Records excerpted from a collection

* * * * * * * * *

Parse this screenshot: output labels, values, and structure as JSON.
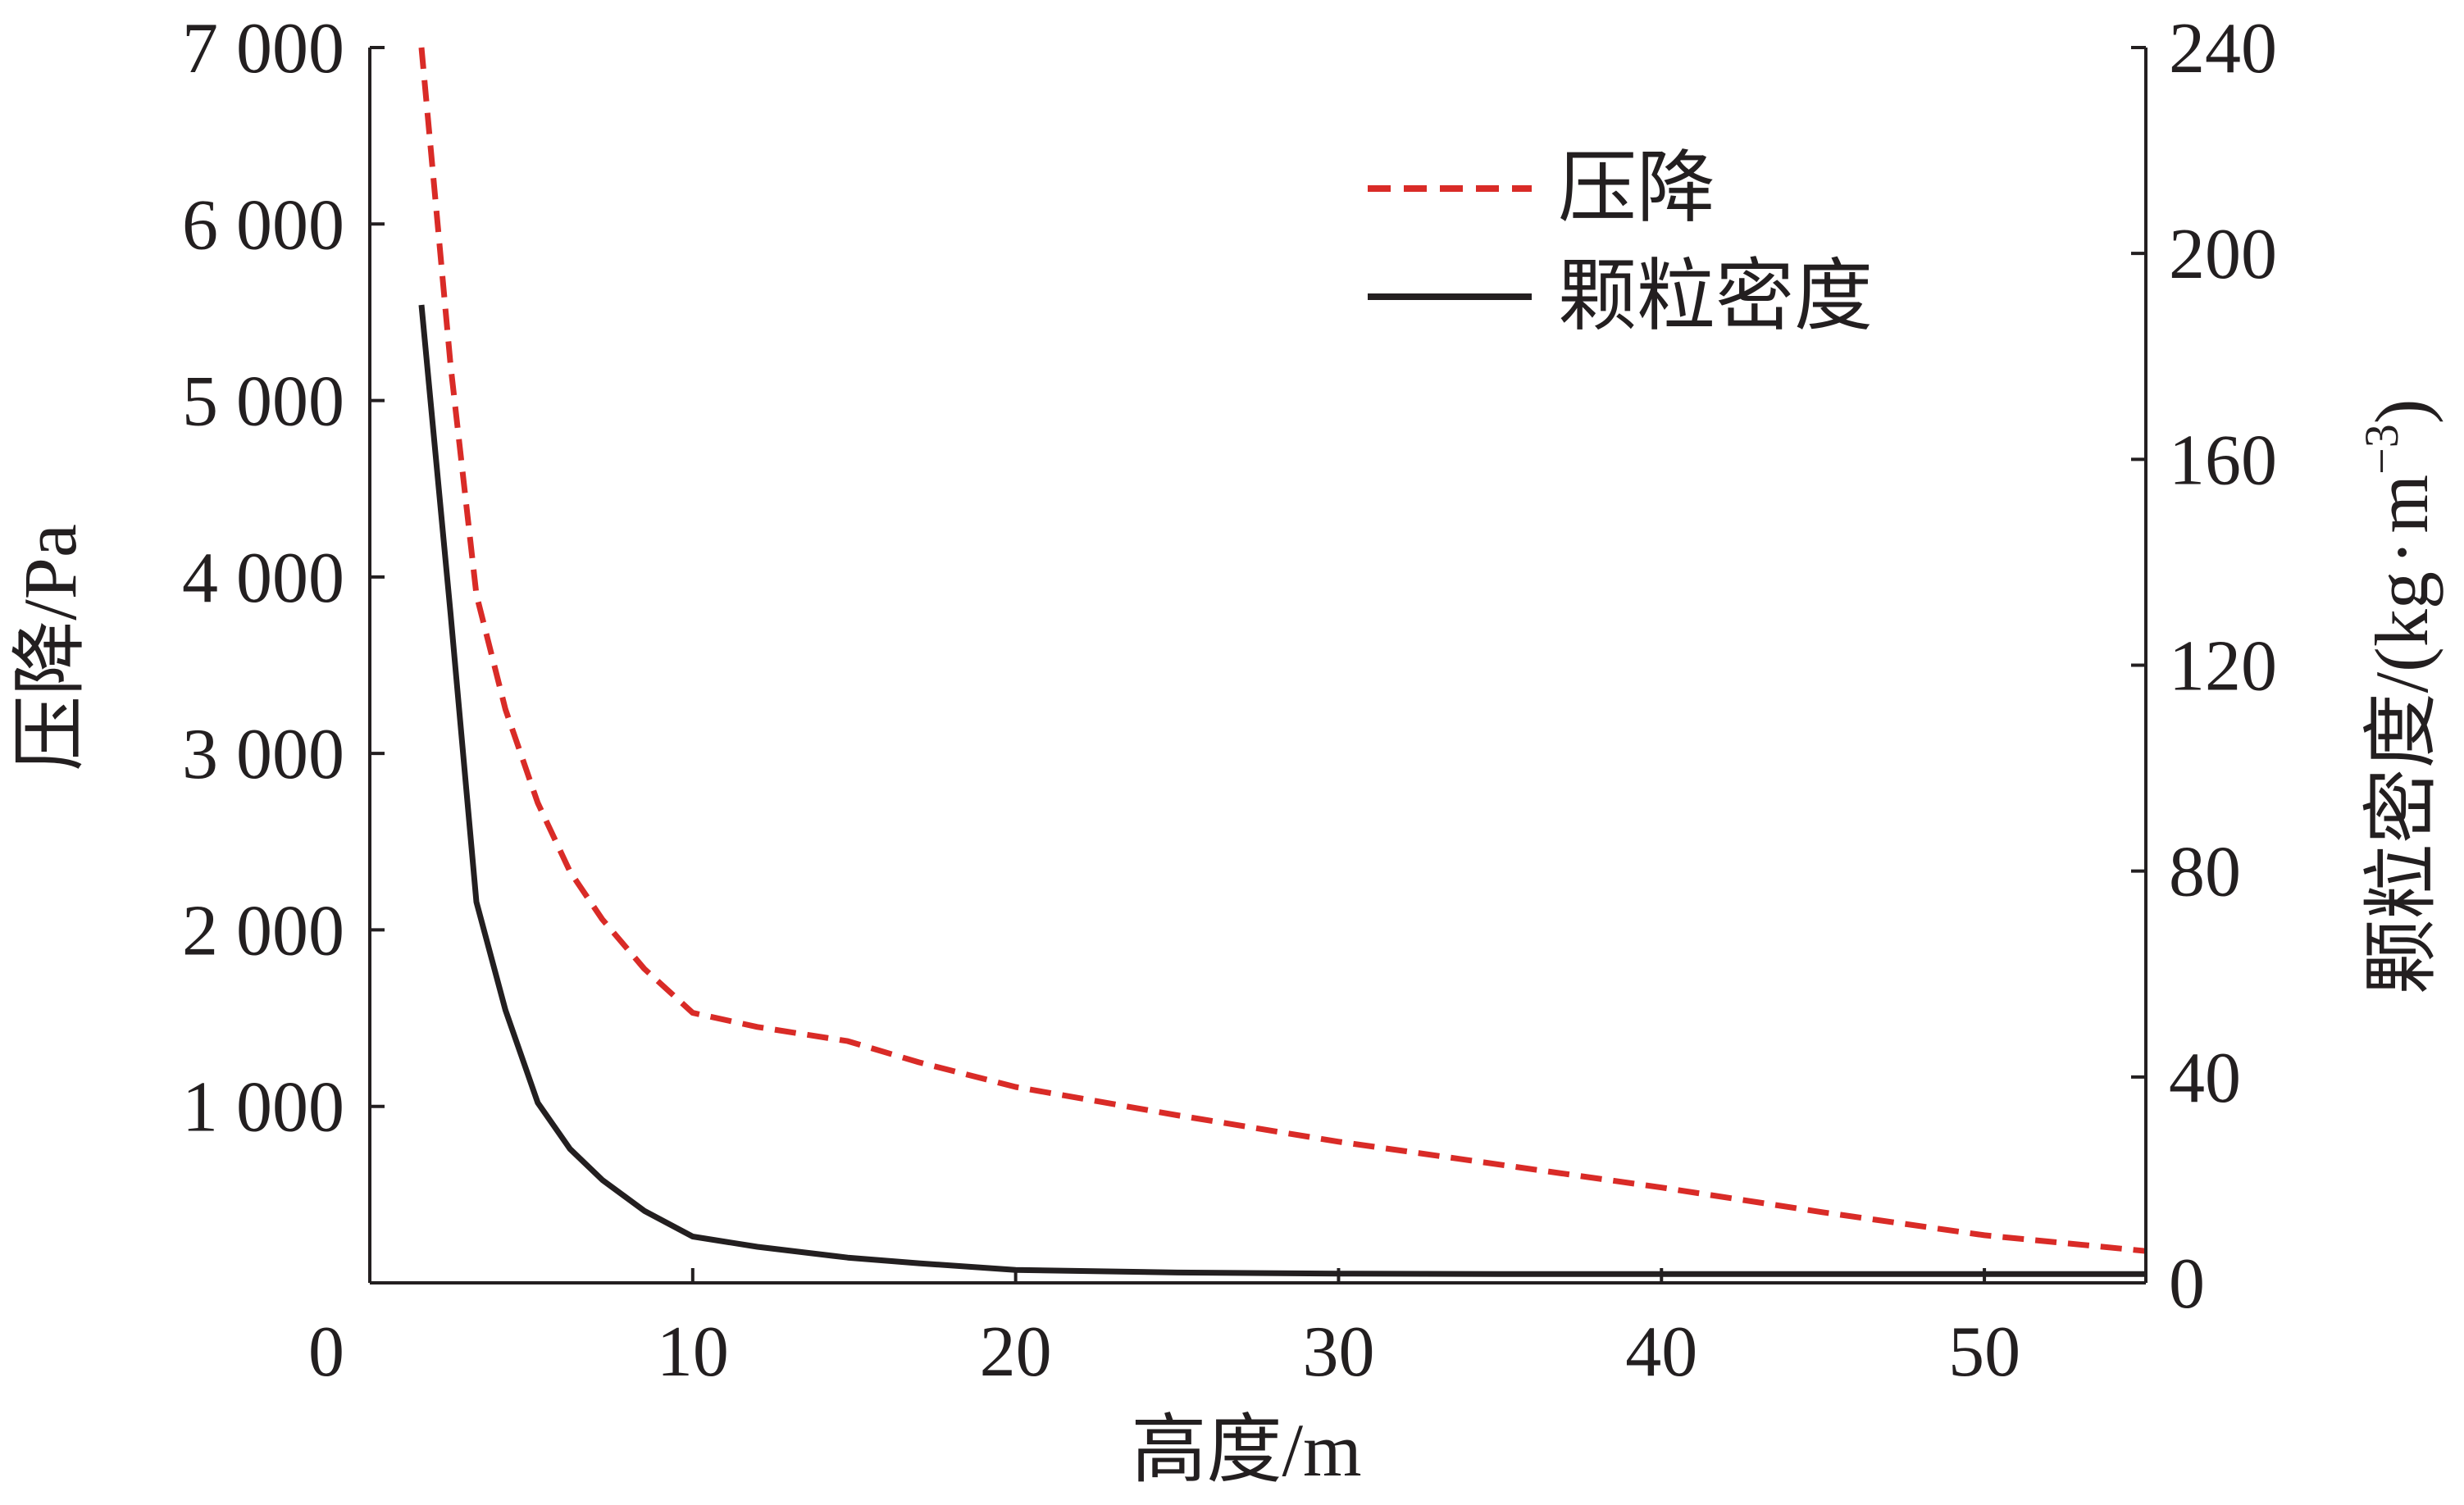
{
  "chart_data": {
    "type": "line",
    "title": "",
    "xlabel": "高度/m",
    "ylabel_left": "压降/Pa",
    "ylabel_right": "颗粒密度/(kg·m⁻³)",
    "ylabel_right_parts": {
      "main": "颗粒密度/(kg",
      "dot": "·",
      "unit": "m",
      "exp": "−3",
      "close": ")"
    },
    "xlim": [
      0,
      55
    ],
    "ylim_left": [
      0,
      7000
    ],
    "ylim_right": [
      0,
      240
    ],
    "x_ticks": [
      0,
      10,
      20,
      30,
      40,
      50
    ],
    "x_tick_labels": [
      "0",
      "10",
      "20",
      "30",
      "40",
      "50"
    ],
    "y_left_ticks": [
      1000,
      2000,
      3000,
      4000,
      5000,
      6000,
      7000
    ],
    "y_left_tick_labels": [
      "1 000",
      "2 000",
      "3 000",
      "4 000",
      "5 000",
      "6 000",
      "7 000"
    ],
    "y_right_ticks": [
      0,
      40,
      80,
      120,
      160,
      200,
      240
    ],
    "y_right_tick_labels": [
      "0",
      "40",
      "80",
      "120",
      "160",
      "200",
      "240"
    ],
    "grid": false,
    "legend_position": "top-right",
    "colors": {
      "pressure": "#d92b27",
      "density": "#231f20",
      "axis": "#231f20"
    },
    "series": [
      {
        "name": "压降",
        "axis": "left",
        "style": "dashed",
        "color": "#d92b27",
        "x": [
          1.6,
          2.5,
          3.3,
          4.2,
          5.2,
          6.2,
          7.2,
          8.5,
          10,
          12,
          14.8,
          17,
          20,
          25,
          30,
          35,
          40,
          45,
          50,
          55
        ],
        "y": [
          7000,
          5200,
          3900,
          3250,
          2720,
          2330,
          2060,
          1780,
          1530,
          1450,
          1370,
          1250,
          1110,
          950,
          800,
          670,
          540,
          400,
          270,
          180
        ]
      },
      {
        "name": "颗粒密度",
        "axis": "right",
        "style": "solid",
        "color": "#231f20",
        "x": [
          1.6,
          2.5,
          3.3,
          4.2,
          5.2,
          6.2,
          7.2,
          8.5,
          10,
          12,
          14.8,
          17,
          20,
          25,
          30,
          35,
          40,
          45,
          50,
          55
        ],
        "y": [
          190,
          130,
          74,
          53,
          35,
          26,
          20,
          14,
          9,
          7,
          4.9,
          3.8,
          2.5,
          2,
          1.8,
          1.7,
          1.7,
          1.7,
          1.7,
          1.7
        ]
      }
    ]
  }
}
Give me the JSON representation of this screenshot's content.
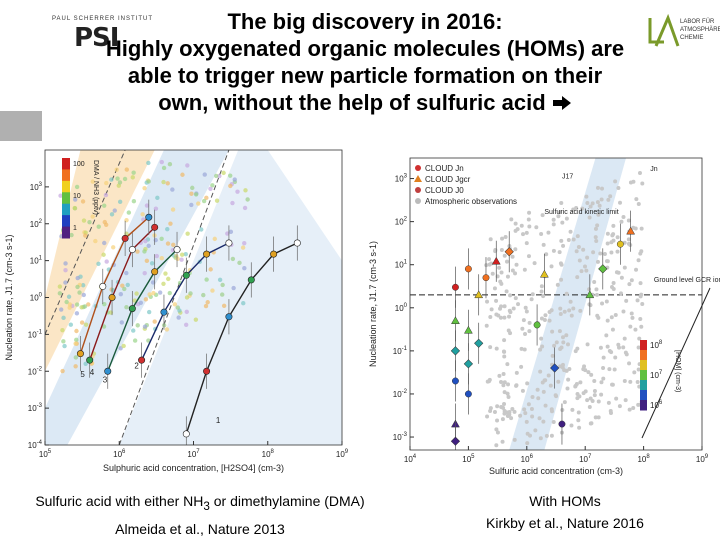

* * * * * * * * *

[GOAL OF THE EXERCISE]
Skip the pictures, then retype every line above exactly.

[ANSWER TO THIS EXERCISE]
Parse this screenshot: output labels, values, and structure as JSON.
{
  "chart_data": {
    "type": "line",
    "title": "",
    "xlabel": "高度/m",
    "ylabel_left": "压降/Pa",
    "ylabel_right": "颗粒密度/(kg·m⁻³)",
    "ylabel_right_parts": {
      "main": "颗粒密度/(kg",
      "dot": "·",
      "unit": "m",
      "exp": "−3",
      "close": ")"
    },
    "xlim": [
      0,
      55
    ],
    "ylim_left": [
      0,
      7000
    ],
    "ylim_right": [
      0,
      240
    ],
    "x_ticks": [
      0,
      10,
      20,
      30,
      40,
      50
    ],
    "x_tick_labels": [
      "0",
      "10",
      "20",
      "30",
      "40",
      "50"
    ],
    "y_left_ticks": [
      1000,
      2000,
      3000,
      4000,
      5000,
      6000,
      7000
    ],
    "y_left_tick_labels": [
      "1 000",
      "2 000",
      "3 000",
      "4 000",
      "5 000",
      "6 000",
      "7 000"
    ],
    "y_right_ticks": [
      0,
      40,
      80,
      120,
      160,
      200,
      240
    ],
    "y_right_tick_labels": [
      "0",
      "40",
      "80",
      "120",
      "160",
      "200",
      "240"
    ],
    "grid": false,
    "legend_position": "top-right",
    "colors": {
      "pressure": "#d92b27",
      "density": "#231f20",
      "axis": "#231f20"
    },
    "series": [
      {
        "name": "压降",
        "axis": "left",
        "style": "dashed",
        "color": "#d92b27",
        "x": [
          1.6,
          2.5,
          3.3,
          4.2,
          5.2,
          6.2,
          7.2,
          8.5,
          10,
          12,
          14.8,
          17,
          20,
          25,
          30,
          35,
          40,
          45,
          50,
          55
        ],
        "y": [
          7000,
          5200,
          3900,
          3250,
          2720,
          2330,
          2060,
          1780,
          1530,
          1450,
          1370,
          1250,
          1110,
          950,
          800,
          670,
          540,
          400,
          270,
          180
        ]
      },
      {
        "name": "颗粒密度",
        "axis": "right",
        "style": "solid",
        "color": "#231f20",
        "x": [
          1.6,
          2.5,
          3.3,
          4.2,
          5.2,
          6.2,
          7.2,
          8.5,
          10,
          12,
          14.8,
          17,
          20,
          25,
          30,
          35,
          40,
          45,
          50,
          55
        ],
        "y": [
          190,
          130,
          74,
          53,
          35,
          26,
          20,
          14,
          9,
          7,
          4.9,
          3.8,
          2.5,
          2,
          1.8,
          1.7,
          1.7,
          1.7,
          1.7,
          1.7
        ]
      }
    ]
  }
}
Give me the JSON representation of this screenshot's content.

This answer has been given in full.